▸ AIM
Repeat the stretch of lines from the one containing "Patent image size: (1097, 547)." through the one containing "The measurement point Pc is at (970, 187).", without any changes.

▸ DATASET ENTRIES

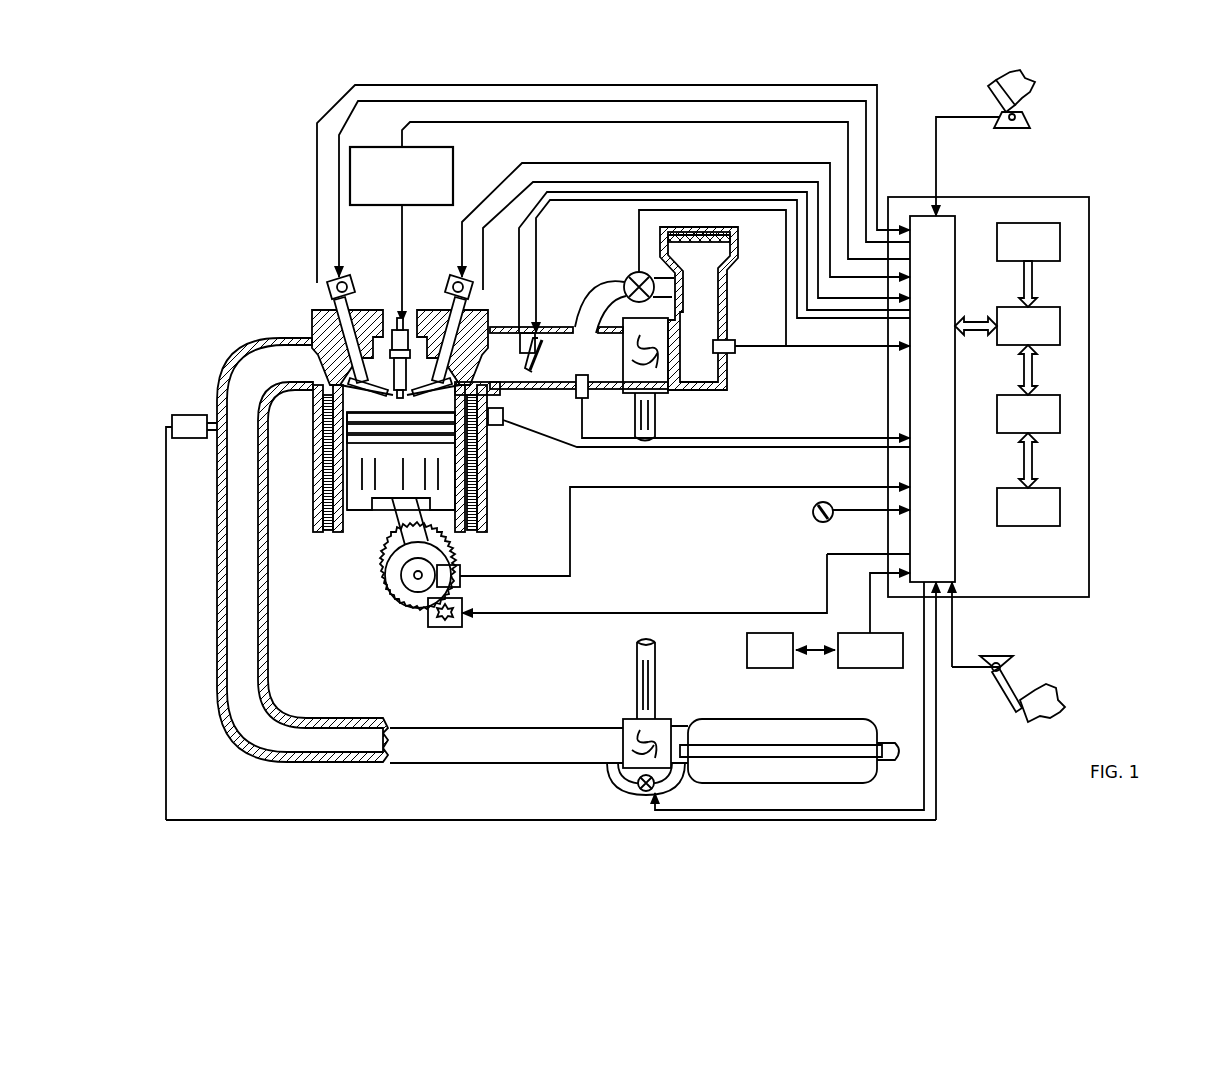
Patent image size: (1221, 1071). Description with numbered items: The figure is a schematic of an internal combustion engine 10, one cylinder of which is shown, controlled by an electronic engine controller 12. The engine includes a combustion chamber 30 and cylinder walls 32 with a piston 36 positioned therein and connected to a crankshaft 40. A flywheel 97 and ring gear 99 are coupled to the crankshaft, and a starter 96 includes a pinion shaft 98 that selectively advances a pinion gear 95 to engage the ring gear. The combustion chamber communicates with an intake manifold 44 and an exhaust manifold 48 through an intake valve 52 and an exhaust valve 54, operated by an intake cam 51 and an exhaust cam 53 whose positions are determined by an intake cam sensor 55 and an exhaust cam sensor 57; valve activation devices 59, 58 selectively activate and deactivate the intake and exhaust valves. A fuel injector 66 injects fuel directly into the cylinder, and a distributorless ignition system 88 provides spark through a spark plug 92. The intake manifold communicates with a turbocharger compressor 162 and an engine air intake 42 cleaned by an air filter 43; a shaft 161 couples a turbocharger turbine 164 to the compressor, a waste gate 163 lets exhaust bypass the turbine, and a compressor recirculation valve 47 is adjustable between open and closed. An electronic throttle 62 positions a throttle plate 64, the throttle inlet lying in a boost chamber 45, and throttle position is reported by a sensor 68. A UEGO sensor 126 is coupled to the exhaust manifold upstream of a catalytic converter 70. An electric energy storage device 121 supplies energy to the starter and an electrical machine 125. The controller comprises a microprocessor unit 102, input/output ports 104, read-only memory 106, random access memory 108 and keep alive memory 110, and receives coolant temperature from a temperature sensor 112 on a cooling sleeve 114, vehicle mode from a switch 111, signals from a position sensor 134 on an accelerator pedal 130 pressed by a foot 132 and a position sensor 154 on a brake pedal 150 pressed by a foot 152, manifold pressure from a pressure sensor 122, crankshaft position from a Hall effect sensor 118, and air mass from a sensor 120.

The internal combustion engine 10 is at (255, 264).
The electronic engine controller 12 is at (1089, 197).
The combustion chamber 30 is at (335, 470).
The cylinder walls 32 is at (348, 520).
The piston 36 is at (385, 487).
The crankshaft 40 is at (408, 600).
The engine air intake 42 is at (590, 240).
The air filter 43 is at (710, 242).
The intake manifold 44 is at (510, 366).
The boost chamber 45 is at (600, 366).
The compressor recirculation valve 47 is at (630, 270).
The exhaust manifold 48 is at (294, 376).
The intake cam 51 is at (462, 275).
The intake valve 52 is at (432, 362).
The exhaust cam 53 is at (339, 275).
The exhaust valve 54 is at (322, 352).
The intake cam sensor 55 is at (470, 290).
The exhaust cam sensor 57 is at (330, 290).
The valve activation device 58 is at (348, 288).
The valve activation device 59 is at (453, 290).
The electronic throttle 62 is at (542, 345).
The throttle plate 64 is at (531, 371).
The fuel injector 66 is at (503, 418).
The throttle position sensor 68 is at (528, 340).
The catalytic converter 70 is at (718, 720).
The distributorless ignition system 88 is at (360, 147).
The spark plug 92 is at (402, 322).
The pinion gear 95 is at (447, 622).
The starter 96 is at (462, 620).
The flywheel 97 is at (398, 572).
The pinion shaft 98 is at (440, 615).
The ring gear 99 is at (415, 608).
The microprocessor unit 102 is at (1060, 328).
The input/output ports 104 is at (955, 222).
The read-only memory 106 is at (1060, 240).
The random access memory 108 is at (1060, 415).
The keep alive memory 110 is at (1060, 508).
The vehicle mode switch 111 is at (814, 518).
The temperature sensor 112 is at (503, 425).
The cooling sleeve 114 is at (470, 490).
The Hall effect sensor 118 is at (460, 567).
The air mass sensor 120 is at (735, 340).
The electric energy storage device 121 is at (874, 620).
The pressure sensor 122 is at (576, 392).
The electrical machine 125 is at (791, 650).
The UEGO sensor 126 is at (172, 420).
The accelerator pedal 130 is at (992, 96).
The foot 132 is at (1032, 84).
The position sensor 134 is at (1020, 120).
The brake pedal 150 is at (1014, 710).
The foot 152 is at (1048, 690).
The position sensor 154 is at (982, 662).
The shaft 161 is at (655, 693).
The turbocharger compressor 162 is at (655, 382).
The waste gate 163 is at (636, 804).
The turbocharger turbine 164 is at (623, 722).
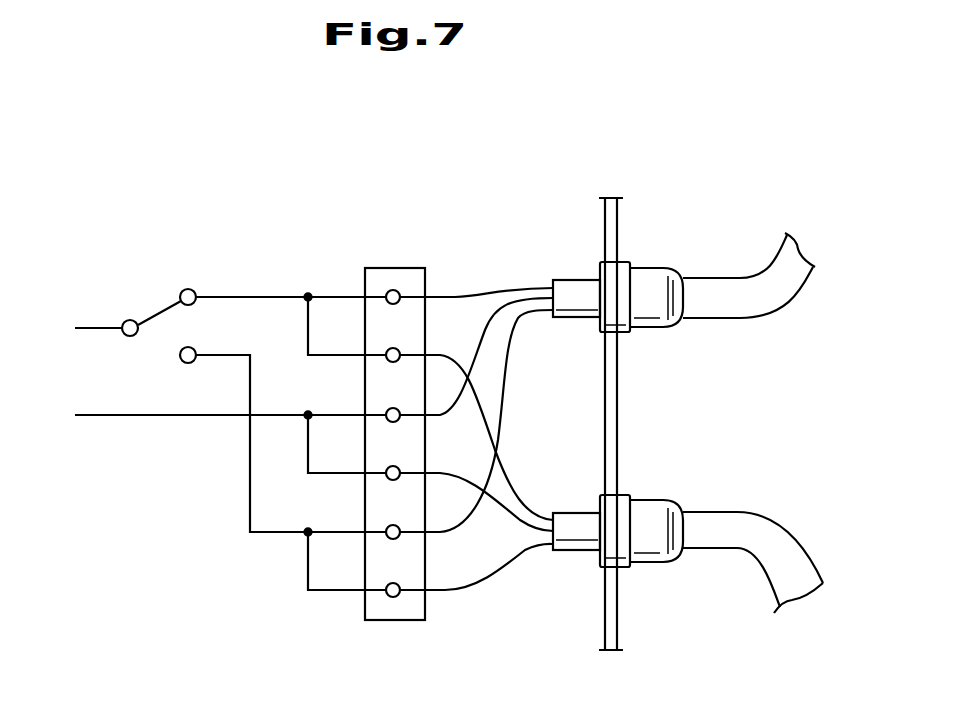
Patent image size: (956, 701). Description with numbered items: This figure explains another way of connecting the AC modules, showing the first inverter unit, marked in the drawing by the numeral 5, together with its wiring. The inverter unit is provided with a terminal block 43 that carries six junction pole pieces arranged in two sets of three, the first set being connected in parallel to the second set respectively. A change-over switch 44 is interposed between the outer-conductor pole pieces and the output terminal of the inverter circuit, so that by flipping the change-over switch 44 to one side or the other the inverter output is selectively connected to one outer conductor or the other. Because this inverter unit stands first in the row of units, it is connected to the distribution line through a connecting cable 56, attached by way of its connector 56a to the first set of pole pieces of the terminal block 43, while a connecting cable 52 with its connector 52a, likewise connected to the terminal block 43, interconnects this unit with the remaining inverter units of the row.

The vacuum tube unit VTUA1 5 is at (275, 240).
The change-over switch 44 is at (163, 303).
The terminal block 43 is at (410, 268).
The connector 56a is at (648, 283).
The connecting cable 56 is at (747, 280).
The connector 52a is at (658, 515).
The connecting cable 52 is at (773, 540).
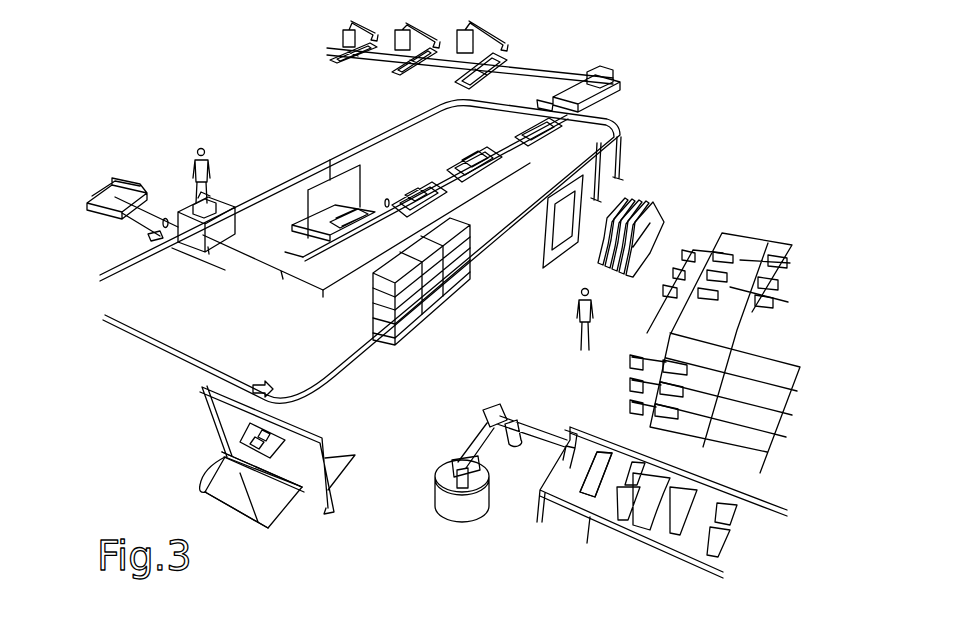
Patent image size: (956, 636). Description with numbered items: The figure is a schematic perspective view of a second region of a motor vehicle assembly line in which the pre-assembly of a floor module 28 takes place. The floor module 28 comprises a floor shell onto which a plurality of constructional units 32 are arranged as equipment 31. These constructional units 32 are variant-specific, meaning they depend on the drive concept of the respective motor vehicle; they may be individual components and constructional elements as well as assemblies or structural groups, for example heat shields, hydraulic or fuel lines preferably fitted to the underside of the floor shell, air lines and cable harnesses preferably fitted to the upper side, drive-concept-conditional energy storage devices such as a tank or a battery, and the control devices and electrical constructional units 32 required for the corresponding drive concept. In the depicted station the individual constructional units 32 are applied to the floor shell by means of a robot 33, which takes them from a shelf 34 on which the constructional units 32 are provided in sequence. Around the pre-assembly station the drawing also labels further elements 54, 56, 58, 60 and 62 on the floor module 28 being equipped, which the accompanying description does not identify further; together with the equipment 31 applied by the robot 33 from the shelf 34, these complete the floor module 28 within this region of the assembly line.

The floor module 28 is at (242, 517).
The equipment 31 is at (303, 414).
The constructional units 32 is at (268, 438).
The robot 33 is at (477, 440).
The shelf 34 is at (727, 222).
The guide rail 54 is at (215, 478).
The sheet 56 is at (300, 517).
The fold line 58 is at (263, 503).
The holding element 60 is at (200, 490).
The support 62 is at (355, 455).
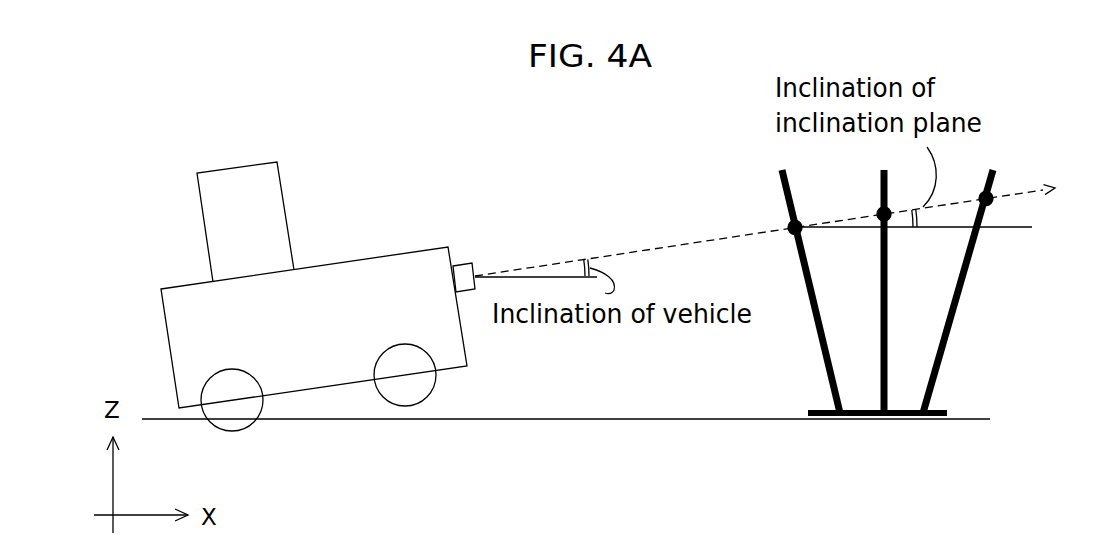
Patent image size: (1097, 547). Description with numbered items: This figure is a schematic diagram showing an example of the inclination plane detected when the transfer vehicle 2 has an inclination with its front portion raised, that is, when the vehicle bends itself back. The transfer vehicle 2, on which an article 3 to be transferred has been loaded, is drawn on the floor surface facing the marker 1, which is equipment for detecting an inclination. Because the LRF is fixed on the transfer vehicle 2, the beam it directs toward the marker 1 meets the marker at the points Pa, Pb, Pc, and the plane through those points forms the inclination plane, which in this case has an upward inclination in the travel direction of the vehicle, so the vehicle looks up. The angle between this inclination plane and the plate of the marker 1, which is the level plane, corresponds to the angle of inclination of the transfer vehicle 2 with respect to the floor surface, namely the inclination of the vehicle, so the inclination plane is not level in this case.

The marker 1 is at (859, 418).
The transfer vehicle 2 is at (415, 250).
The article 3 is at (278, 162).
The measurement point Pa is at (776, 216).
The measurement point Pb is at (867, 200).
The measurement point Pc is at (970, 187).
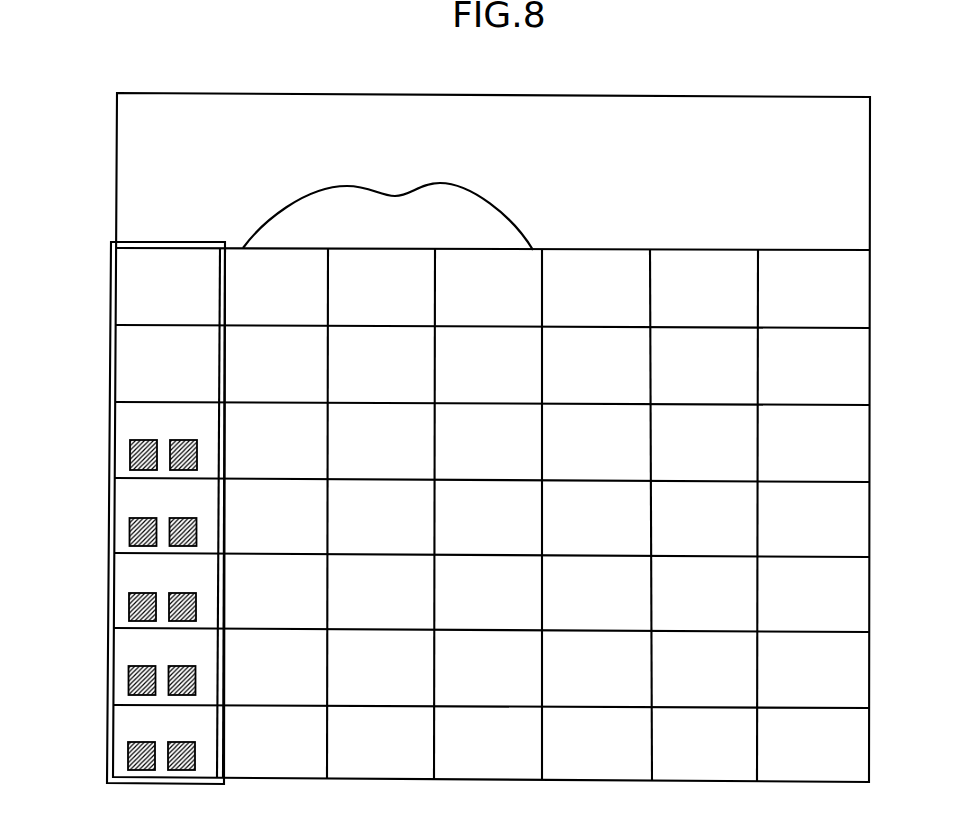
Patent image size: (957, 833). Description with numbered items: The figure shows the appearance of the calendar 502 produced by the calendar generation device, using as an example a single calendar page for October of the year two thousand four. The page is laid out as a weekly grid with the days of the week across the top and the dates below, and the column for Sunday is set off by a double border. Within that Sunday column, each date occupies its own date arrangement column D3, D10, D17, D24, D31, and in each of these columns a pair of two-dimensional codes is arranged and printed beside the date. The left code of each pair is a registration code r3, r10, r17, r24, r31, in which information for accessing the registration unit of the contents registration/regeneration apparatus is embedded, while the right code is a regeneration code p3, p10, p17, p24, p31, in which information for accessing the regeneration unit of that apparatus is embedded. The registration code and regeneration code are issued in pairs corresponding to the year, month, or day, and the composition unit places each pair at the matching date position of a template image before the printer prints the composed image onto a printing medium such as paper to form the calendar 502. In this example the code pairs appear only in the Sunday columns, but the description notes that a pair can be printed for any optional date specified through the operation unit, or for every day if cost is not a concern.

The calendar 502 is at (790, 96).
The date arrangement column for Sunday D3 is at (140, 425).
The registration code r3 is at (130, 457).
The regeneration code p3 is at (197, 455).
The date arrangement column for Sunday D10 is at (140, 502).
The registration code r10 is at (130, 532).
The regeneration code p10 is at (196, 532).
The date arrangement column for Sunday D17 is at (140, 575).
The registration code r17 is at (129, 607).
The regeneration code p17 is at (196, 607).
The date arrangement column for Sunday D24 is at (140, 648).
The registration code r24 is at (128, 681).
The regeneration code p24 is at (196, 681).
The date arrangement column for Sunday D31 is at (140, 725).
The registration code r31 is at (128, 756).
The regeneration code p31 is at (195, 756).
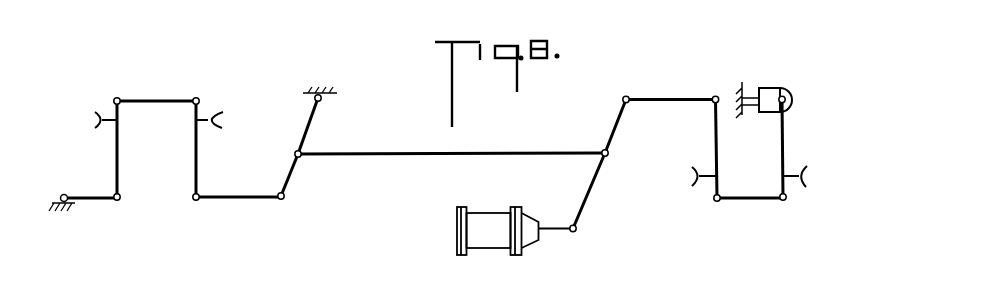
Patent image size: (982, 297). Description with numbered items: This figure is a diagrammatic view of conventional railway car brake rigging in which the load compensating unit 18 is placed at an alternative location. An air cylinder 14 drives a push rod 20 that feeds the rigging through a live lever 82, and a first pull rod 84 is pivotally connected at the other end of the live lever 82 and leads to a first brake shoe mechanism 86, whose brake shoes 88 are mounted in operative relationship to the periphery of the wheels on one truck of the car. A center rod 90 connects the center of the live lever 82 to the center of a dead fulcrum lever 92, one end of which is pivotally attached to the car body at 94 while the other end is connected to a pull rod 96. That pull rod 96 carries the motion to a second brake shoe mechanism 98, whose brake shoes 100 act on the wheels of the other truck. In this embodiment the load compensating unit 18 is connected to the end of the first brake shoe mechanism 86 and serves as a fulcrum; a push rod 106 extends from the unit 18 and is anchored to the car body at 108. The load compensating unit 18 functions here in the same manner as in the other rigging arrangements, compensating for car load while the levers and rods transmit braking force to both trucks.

▸ ANSWER BELOW
Patent image size: (1097, 547). Description with numbered items: This figure is a schematic diagram showing an example of the inclination plane detected when the transfer vehicle 2 has an inclination with its front portion raised, that is, when the vehicle bends itself back. The transfer vehicle 2, on which an article 3 to be transferred has been loaded, is drawn on the floor surface facing the marker 1, which is equipment for detecting an inclination. Because the LRF is fixed on the transfer vehicle 2, the beam it directs toward the marker 1 meets the marker at the points Pa, Pb, Pc, and the plane through those points forms the inclination plane, which in this case has an upward inclination in the travel direction of the vehicle, so the vehicle looks up. The angle between this inclination plane and the plate of the marker 1, which is the level plane, corresponds to the angle of inclination of the transfer vehicle 2 with respect to the floor surface, namely the inclination of the vehicle, so the inclination plane is not level in this case.

The marker 1 is at (859, 418).
The transfer vehicle 2 is at (415, 250).
The article 3 is at (278, 162).
The measurement point Pa is at (776, 216).
The measurement point Pb is at (867, 200).
The measurement point Pc is at (970, 187).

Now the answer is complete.